# start of Materials provided

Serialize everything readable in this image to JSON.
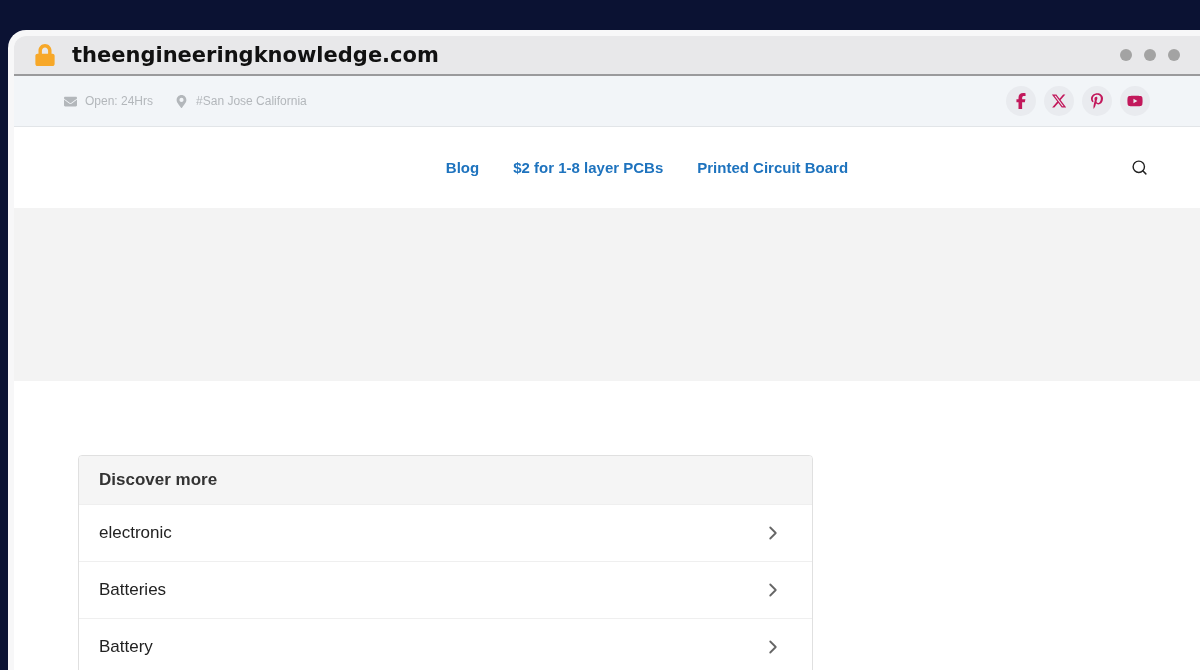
{
  "address_bar": {
    "url": "theengineeringknowledge.com"
  },
  "top_bar": {
    "items": [
      {
        "kind": "mail",
        "text": "Open: 24Hrs"
      },
      {
        "kind": "location",
        "text": "#San Jose California"
      }
    ],
    "social": [
      {
        "kind": "facebook"
      },
      {
        "kind": "x"
      },
      {
        "kind": "pinterest"
      },
      {
        "kind": "youtube"
      }
    ]
  },
  "nav": {
    "links": [
      "Blog",
      "$2 for 1-8 layer PCBs",
      "Printed Circuit Board"
    ]
  },
  "discover": {
    "title": "Discover more",
    "items": [
      "electronic",
      "Batteries",
      "Battery"
    ]
  }
}
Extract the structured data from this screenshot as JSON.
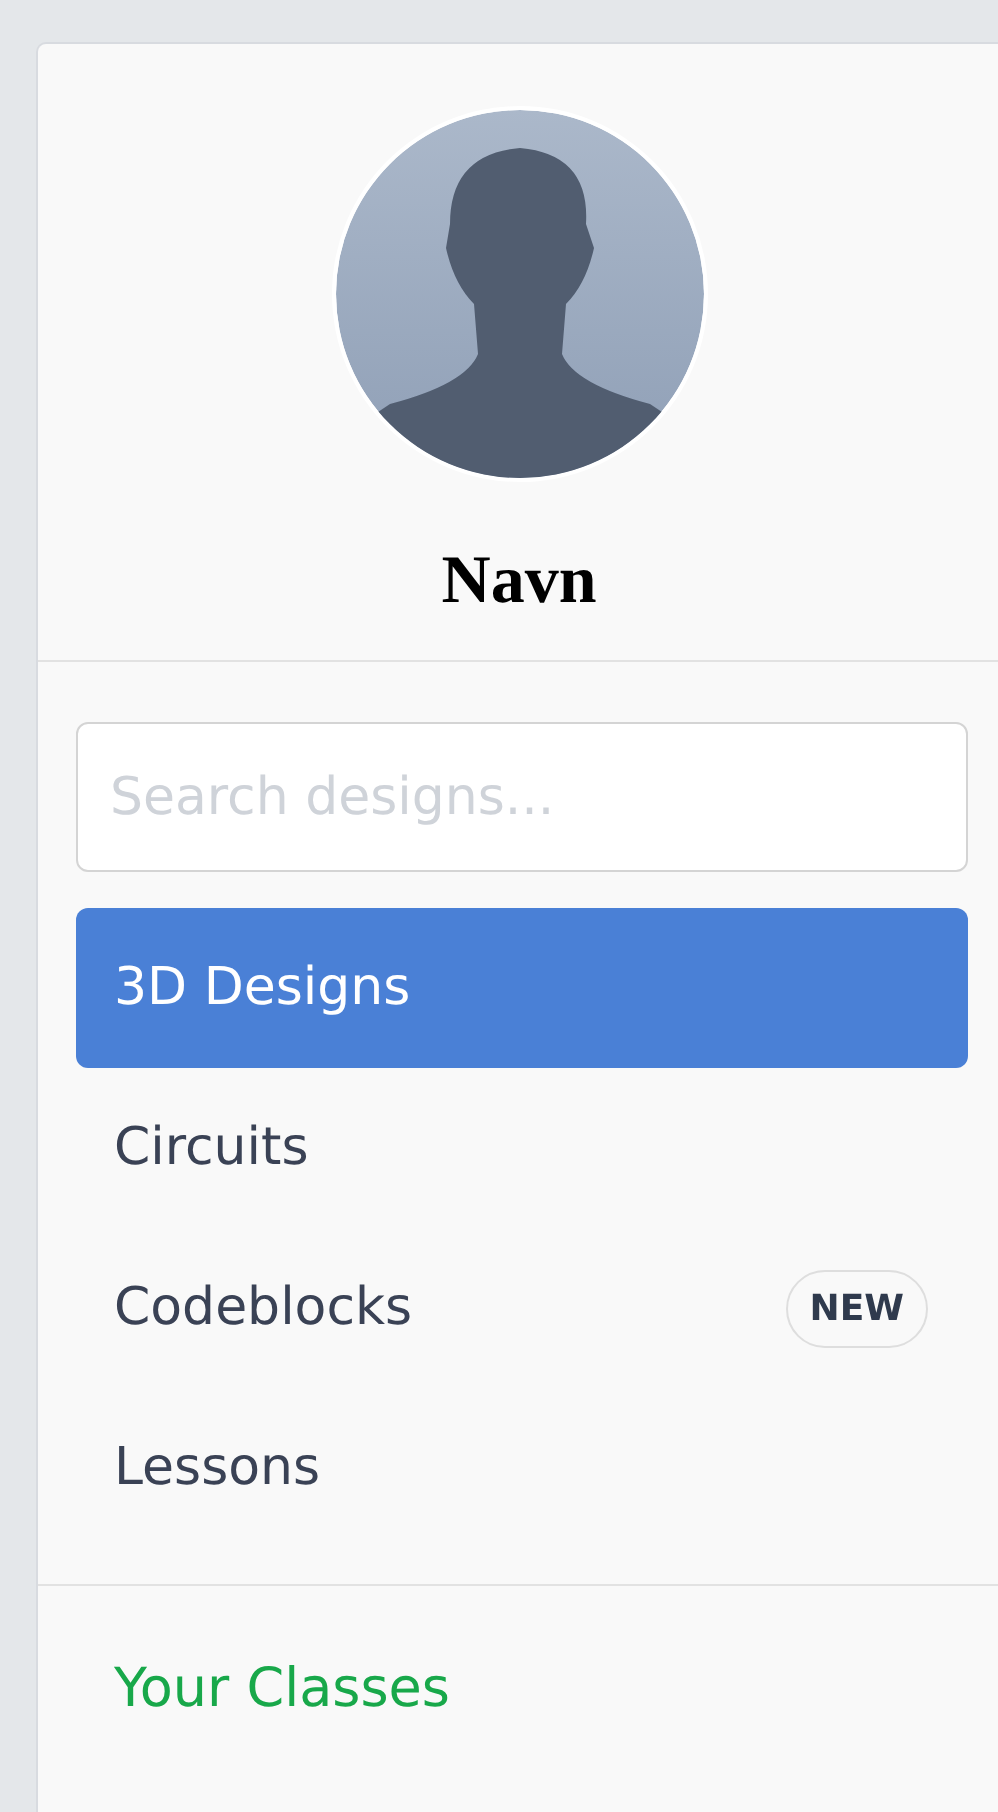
{
  "profile": {
    "name": "Navn"
  },
  "search": {
    "placeholder": "Search designs..."
  },
  "nav_items": [
    {
      "label": "3D Designs",
      "selected": true
    },
    {
      "label": "Circuits",
      "selected": false
    },
    {
      "label": "Codeblocks",
      "selected": false,
      "badge": "NEW"
    },
    {
      "label": "Lessons",
      "selected": false
    }
  ],
  "classes_link": "Your Classes"
}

# end of Materials provided

Aim
Find every line with the word "this" and state how many there are, with no other words.

Answer to the exercise
2